Stored data entries.
****************

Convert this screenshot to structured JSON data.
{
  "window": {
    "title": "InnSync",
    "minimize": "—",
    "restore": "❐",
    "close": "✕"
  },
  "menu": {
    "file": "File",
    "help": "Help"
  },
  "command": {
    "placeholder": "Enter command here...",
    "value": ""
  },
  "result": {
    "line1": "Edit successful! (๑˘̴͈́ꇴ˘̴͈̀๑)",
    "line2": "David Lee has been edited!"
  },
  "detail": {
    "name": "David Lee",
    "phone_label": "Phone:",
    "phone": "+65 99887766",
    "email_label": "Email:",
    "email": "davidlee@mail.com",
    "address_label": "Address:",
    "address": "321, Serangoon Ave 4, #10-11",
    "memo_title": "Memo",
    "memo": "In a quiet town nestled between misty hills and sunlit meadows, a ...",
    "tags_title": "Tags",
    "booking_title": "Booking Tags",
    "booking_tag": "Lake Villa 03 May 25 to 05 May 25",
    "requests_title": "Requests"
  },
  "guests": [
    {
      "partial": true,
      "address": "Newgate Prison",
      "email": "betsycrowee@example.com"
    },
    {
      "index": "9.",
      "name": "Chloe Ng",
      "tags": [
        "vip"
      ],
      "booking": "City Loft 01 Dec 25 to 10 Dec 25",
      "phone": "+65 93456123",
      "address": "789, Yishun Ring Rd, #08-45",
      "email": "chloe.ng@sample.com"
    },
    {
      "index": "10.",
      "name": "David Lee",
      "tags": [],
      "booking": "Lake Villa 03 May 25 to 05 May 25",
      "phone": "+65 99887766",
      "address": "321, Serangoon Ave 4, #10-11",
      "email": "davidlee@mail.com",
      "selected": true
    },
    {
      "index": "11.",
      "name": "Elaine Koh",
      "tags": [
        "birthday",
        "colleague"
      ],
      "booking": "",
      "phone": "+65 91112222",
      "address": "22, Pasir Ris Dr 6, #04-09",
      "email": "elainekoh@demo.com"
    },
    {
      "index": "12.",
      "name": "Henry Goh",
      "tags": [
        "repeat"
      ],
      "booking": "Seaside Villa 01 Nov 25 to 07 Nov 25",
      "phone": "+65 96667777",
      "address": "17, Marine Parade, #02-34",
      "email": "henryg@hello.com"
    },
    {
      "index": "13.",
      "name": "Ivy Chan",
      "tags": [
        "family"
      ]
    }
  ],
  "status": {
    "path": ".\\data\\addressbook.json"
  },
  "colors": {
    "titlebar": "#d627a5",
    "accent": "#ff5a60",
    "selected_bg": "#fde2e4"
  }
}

****************

To be done. Write all of the records out again exactly.

Final result.
Convert this screenshot to structured JSON data.
{
  "window": {
    "title": "InnSync",
    "minimize": "—",
    "restore": "❐",
    "close": "✕"
  },
  "menu": {
    "file": "File",
    "help": "Help"
  },
  "command": {
    "placeholder": "Enter command here...",
    "value": ""
  },
  "result": {
    "line1": "Edit successful! (๑˘̴͈́ꇴ˘̴͈̀๑)",
    "line2": "David Lee has been edited!"
  },
  "detail": {
    "name": "David Lee",
    "phone_label": "Phone:",
    "phone": "+65 99887766",
    "email_label": "Email:",
    "email": "davidlee@mail.com",
    "address_label": "Address:",
    "address": "321, Serangoon Ave 4, #10-11",
    "memo_title": "Memo",
    "memo": "In a quiet town nestled between misty hills and sunlit meadows, a ...",
    "tags_title": "Tags",
    "booking_title": "Booking Tags",
    "booking_tag": "Lake Villa 03 May 25 to 05 May 25",
    "requests_title": "Requests"
  },
  "guests": [
    {
      "partial": true,
      "address": "Newgate Prison",
      "email": "betsycrowee@example.com"
    },
    {
      "index": "9.",
      "name": "Chloe Ng",
      "tags": [
        "vip"
      ],
      "booking": "City Loft 01 Dec 25 to 10 Dec 25",
      "phone": "+65 93456123",
      "address": "789, Yishun Ring Rd, #08-45",
      "email": "chloe.ng@sample.com"
    },
    {
      "index": "10.",
      "name": "David Lee",
      "tags": [],
      "booking": "Lake Villa 03 May 25 to 05 May 25",
      "phone": "+65 99887766",
      "address": "321, Serangoon Ave 4, #10-11",
      "email": "davidlee@mail.com",
      "selected": true
    },
    {
      "index": "11.",
      "name": "Elaine Koh",
      "tags": [
        "birthday",
        "colleague"
      ],
      "booking": "",
      "phone": "+65 91112222",
      "address": "22, Pasir Ris Dr 6, #04-09",
      "email": "elainekoh@demo.com"
    },
    {
      "index": "12.",
      "name": "Henry Goh",
      "tags": [
        "repeat"
      ],
      "booking": "Seaside Villa 01 Nov 25 to 07 Nov 25",
      "phone": "+65 96667777",
      "address": "17, Marine Parade, #02-34",
      "email": "henryg@hello.com"
    },
    {
      "index": "13.",
      "name": "Ivy Chan",
      "tags": [
        "family"
      ]
    }
  ],
  "status": {
    "path": ".\\data\\addressbook.json"
  },
  "colors": {
    "titlebar": "#d627a5",
    "accent": "#ff5a60",
    "selected_bg": "#fde2e4"
  }
}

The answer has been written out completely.